### CHALLENGE:
Search the records for "three" and copy each line that holds it.

[Collection entries]
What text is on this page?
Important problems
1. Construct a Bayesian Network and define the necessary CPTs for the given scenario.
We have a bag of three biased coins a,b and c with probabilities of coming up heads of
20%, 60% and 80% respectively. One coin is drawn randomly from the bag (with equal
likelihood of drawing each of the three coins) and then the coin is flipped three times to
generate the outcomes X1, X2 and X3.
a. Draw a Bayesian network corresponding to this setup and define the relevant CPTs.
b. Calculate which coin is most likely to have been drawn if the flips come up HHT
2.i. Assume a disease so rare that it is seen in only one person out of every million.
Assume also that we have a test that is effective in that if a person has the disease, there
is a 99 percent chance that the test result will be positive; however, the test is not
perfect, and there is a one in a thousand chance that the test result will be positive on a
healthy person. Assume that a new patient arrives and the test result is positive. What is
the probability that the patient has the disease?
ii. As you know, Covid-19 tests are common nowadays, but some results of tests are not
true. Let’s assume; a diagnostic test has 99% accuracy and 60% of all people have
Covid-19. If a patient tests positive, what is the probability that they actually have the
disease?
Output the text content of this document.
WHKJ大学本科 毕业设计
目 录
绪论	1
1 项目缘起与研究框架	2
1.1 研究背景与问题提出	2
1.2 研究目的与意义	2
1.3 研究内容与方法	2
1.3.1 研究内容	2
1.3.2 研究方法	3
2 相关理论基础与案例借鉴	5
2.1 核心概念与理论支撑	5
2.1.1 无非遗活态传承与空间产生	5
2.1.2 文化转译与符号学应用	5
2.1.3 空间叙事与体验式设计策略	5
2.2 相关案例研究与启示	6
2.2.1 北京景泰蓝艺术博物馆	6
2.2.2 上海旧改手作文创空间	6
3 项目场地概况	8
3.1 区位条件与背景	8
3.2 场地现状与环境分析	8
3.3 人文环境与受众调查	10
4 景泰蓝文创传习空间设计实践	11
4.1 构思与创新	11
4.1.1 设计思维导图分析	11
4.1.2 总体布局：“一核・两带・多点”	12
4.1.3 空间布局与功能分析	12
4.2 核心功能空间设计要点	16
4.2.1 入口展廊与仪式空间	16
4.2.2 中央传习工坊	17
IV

### RESULT OF THIS EXERCISE:
We have a bag of three biased coins a,b and c with probabilities of coming up heads of
likelihood of drawing each of the three coins) and then the coin is flipped three times to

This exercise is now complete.